[Some records]
- - - - - - -

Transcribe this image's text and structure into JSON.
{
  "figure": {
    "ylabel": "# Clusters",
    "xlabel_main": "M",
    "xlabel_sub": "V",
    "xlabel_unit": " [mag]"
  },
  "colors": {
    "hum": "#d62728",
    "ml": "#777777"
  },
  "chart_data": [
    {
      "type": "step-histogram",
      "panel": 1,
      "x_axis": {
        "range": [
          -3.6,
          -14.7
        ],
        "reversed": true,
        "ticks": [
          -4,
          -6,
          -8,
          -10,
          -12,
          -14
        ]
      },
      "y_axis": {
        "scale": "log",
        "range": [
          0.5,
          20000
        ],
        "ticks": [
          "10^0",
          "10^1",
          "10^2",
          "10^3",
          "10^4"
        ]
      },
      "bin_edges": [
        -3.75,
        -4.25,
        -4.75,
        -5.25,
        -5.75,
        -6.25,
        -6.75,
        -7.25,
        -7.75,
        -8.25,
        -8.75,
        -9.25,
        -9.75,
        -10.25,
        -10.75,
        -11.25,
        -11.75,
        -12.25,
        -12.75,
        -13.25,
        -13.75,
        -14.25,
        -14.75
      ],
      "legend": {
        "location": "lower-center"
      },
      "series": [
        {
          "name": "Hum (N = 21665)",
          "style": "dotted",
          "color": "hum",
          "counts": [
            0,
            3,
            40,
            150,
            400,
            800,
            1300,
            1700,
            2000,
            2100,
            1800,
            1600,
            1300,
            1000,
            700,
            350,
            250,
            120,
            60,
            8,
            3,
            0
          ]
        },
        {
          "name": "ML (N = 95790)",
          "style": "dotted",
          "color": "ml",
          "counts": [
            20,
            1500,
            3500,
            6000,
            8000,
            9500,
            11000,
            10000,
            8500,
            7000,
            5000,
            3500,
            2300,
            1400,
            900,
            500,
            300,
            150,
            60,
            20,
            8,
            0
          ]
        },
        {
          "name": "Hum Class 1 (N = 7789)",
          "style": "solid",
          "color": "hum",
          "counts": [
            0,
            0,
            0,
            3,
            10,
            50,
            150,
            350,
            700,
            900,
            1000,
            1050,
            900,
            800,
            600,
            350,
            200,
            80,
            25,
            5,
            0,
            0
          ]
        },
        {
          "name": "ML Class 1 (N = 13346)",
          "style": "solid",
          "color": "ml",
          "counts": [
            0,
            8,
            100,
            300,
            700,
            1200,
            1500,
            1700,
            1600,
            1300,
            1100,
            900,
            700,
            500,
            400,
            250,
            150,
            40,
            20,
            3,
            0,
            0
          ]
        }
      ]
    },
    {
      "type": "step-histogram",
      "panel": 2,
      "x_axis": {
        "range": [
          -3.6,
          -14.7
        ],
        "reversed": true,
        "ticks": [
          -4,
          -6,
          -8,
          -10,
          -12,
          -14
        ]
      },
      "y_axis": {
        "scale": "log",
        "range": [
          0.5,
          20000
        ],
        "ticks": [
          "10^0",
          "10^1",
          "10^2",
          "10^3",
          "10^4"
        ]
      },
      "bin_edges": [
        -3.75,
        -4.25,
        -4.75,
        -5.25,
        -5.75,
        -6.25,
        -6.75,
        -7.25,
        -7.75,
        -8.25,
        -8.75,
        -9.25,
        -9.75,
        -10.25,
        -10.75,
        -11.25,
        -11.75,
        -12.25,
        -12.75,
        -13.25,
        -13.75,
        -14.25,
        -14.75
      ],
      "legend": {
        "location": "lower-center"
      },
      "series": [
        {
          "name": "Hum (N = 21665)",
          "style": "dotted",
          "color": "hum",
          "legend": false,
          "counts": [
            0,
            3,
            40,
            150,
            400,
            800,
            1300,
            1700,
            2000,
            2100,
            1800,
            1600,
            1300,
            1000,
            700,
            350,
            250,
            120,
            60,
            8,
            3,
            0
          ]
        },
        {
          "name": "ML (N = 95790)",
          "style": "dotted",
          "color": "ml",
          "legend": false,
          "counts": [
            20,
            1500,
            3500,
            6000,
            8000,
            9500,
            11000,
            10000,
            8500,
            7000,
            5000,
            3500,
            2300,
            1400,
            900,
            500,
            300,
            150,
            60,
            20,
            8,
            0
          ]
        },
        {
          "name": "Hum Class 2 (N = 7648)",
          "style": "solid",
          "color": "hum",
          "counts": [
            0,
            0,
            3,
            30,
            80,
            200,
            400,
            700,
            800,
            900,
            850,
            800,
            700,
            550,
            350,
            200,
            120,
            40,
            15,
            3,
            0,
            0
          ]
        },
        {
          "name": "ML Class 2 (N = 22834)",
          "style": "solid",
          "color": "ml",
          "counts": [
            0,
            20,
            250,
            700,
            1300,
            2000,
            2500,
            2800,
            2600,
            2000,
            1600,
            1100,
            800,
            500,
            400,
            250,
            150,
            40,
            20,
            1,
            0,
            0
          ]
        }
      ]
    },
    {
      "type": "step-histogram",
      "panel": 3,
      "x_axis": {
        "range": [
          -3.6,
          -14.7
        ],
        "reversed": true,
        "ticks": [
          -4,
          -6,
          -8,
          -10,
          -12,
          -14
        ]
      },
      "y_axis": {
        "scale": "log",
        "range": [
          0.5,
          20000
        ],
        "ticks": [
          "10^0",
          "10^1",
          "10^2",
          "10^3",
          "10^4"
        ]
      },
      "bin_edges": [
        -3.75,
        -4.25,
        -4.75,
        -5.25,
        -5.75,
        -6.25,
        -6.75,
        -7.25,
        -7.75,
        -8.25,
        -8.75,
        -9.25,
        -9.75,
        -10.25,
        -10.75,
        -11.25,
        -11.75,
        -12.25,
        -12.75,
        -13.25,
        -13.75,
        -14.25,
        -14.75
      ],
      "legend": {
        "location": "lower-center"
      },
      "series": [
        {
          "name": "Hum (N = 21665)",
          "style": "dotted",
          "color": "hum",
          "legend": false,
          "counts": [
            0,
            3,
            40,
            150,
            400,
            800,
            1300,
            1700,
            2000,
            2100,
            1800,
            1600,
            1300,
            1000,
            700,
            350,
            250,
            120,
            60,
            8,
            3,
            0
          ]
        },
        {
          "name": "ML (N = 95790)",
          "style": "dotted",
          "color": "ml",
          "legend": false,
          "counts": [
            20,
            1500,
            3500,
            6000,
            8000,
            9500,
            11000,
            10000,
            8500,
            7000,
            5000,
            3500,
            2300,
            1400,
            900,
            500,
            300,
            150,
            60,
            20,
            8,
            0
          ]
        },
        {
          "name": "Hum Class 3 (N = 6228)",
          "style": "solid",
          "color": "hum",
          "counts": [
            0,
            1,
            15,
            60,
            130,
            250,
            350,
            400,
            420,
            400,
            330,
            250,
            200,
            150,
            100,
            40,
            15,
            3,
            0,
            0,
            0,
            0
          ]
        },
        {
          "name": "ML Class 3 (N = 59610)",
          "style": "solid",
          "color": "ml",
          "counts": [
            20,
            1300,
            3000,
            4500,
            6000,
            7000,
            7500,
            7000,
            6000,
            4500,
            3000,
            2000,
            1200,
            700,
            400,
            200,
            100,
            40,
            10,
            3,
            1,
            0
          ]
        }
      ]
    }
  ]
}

- - - - - - -

## [REQUIRED WORK]
Reproduce all data above, unchanged.

## [IN RESPONSE]
Transcribe this image's text and structure into JSON.
{
  "figure": {
    "ylabel": "# Clusters",
    "xlabel_main": "M",
    "xlabel_sub": "V",
    "xlabel_unit": " [mag]"
  },
  "colors": {
    "hum": "#d62728",
    "ml": "#777777"
  },
  "chart_data": [
    {
      "type": "step-histogram",
      "panel": 1,
      "x_axis": {
        "range": [
          -3.6,
          -14.7
        ],
        "reversed": true,
        "ticks": [
          -4,
          -6,
          -8,
          -10,
          -12,
          -14
        ]
      },
      "y_axis": {
        "scale": "log",
        "range": [
          0.5,
          20000
        ],
        "ticks": [
          "10^0",
          "10^1",
          "10^2",
          "10^3",
          "10^4"
        ]
      },
      "bin_edges": [
        -3.75,
        -4.25,
        -4.75,
        -5.25,
        -5.75,
        -6.25,
        -6.75,
        -7.25,
        -7.75,
        -8.25,
        -8.75,
        -9.25,
        -9.75,
        -10.25,
        -10.75,
        -11.25,
        -11.75,
        -12.25,
        -12.75,
        -13.25,
        -13.75,
        -14.25,
        -14.75
      ],
      "legend": {
        "location": "lower-center"
      },
      "series": [
        {
          "name": "Hum (N = 21665)",
          "style": "dotted",
          "color": "hum",
          "counts": [
            0,
            3,
            40,
            150,
            400,
            800,
            1300,
            1700,
            2000,
            2100,
            1800,
            1600,
            1300,
            1000,
            700,
            350,
            250,
            120,
            60,
            8,
            3,
            0
          ]
        },
        {
          "name": "ML (N = 95790)",
          "style": "dotted",
          "color": "ml",
          "counts": [
            20,
            1500,
            3500,
            6000,
            8000,
            9500,
            11000,
            10000,
            8500,
            7000,
            5000,
            3500,
            2300,
            1400,
            900,
            500,
            300,
            150,
            60,
            20,
            8,
            0
          ]
        },
        {
          "name": "Hum Class 1 (N = 7789)",
          "style": "solid",
          "color": "hum",
          "counts": [
            0,
            0,
            0,
            3,
            10,
            50,
            150,
            350,
            700,
            900,
            1000,
            1050,
            900,
            800,
            600,
            350,
            200,
            80,
            25,
            5,
            0,
            0
          ]
        },
        {
          "name": "ML Class 1 (N = 13346)",
          "style": "solid",
          "color": "ml",
          "counts": [
            0,
            8,
            100,
            300,
            700,
            1200,
            1500,
            1700,
            1600,
            1300,
            1100,
            900,
            700,
            500,
            400,
            250,
            150,
            40,
            20,
            3,
            0,
            0
          ]
        }
      ]
    },
    {
      "type": "step-histogram",
      "panel": 2,
      "x_axis": {
        "range": [
          -3.6,
          -14.7
        ],
        "reversed": true,
        "ticks": [
          -4,
          -6,
          -8,
          -10,
          -12,
          -14
        ]
      },
      "y_axis": {
        "scale": "log",
        "range": [
          0.5,
          20000
        ],
        "ticks": [
          "10^0",
          "10^1",
          "10^2",
          "10^3",
          "10^4"
        ]
      },
      "bin_edges": [
        -3.75,
        -4.25,
        -4.75,
        -5.25,
        -5.75,
        -6.25,
        -6.75,
        -7.25,
        -7.75,
        -8.25,
        -8.75,
        -9.25,
        -9.75,
        -10.25,
        -10.75,
        -11.25,
        -11.75,
        -12.25,
        -12.75,
        -13.25,
        -13.75,
        -14.25,
        -14.75
      ],
      "legend": {
        "location": "lower-center"
      },
      "series": [
        {
          "name": "Hum (N = 21665)",
          "style": "dotted",
          "color": "hum",
          "legend": false,
          "counts": [
            0,
            3,
            40,
            150,
            400,
            800,
            1300,
            1700,
            2000,
            2100,
            1800,
            1600,
            1300,
            1000,
            700,
            350,
            250,
            120,
            60,
            8,
            3,
            0
          ]
        },
        {
          "name": "ML (N = 95790)",
          "style": "dotted",
          "color": "ml",
          "legend": false,
          "counts": [
            20,
            1500,
            3500,
            6000,
            8000,
            9500,
            11000,
            10000,
            8500,
            7000,
            5000,
            3500,
            2300,
            1400,
            900,
            500,
            300,
            150,
            60,
            20,
            8,
            0
          ]
        },
        {
          "name": "Hum Class 2 (N = 7648)",
          "style": "solid",
          "color": "hum",
          "counts": [
            0,
            0,
            3,
            30,
            80,
            200,
            400,
            700,
            800,
            900,
            850,
            800,
            700,
            550,
            350,
            200,
            120,
            40,
            15,
            3,
            0,
            0
          ]
        },
        {
          "name": "ML Class 2 (N = 22834)",
          "style": "solid",
          "color": "ml",
          "counts": [
            0,
            20,
            250,
            700,
            1300,
            2000,
            2500,
            2800,
            2600,
            2000,
            1600,
            1100,
            800,
            500,
            400,
            250,
            150,
            40,
            20,
            1,
            0,
            0
          ]
        }
      ]
    },
    {
      "type": "step-histogram",
      "panel": 3,
      "x_axis": {
        "range": [
          -3.6,
          -14.7
        ],
        "reversed": true,
        "ticks": [
          -4,
          -6,
          -8,
          -10,
          -12,
          -14
        ]
      },
      "y_axis": {
        "scale": "log",
        "range": [
          0.5,
          20000
        ],
        "ticks": [
          "10^0",
          "10^1",
          "10^2",
          "10^3",
          "10^4"
        ]
      },
      "bin_edges": [
        -3.75,
        -4.25,
        -4.75,
        -5.25,
        -5.75,
        -6.25,
        -6.75,
        -7.25,
        -7.75,
        -8.25,
        -8.75,
        -9.25,
        -9.75,
        -10.25,
        -10.75,
        -11.25,
        -11.75,
        -12.25,
        -12.75,
        -13.25,
        -13.75,
        -14.25,
        -14.75
      ],
      "legend": {
        "location": "lower-center"
      },
      "series": [
        {
          "name": "Hum (N = 21665)",
          "style": "dotted",
          "color": "hum",
          "legend": false,
          "counts": [
            0,
            3,
            40,
            150,
            400,
            800,
            1300,
            1700,
            2000,
            2100,
            1800,
            1600,
            1300,
            1000,
            700,
            350,
            250,
            120,
            60,
            8,
            3,
            0
          ]
        },
        {
          "name": "ML (N = 95790)",
          "style": "dotted",
          "color": "ml",
          "legend": false,
          "counts": [
            20,
            1500,
            3500,
            6000,
            8000,
            9500,
            11000,
            10000,
            8500,
            7000,
            5000,
            3500,
            2300,
            1400,
            900,
            500,
            300,
            150,
            60,
            20,
            8,
            0
          ]
        },
        {
          "name": "Hum Class 3 (N = 6228)",
          "style": "solid",
          "color": "hum",
          "counts": [
            0,
            1,
            15,
            60,
            130,
            250,
            350,
            400,
            420,
            400,
            330,
            250,
            200,
            150,
            100,
            40,
            15,
            3,
            0,
            0,
            0,
            0
          ]
        },
        {
          "name": "ML Class 3 (N = 59610)",
          "style": "solid",
          "color": "ml",
          "counts": [
            20,
            1300,
            3000,
            4500,
            6000,
            7000,
            7500,
            7000,
            6000,
            4500,
            3000,
            2000,
            1200,
            700,
            400,
            200,
            100,
            40,
            10,
            3,
            1,
            0
          ]
        }
      ]
    }
  ]
}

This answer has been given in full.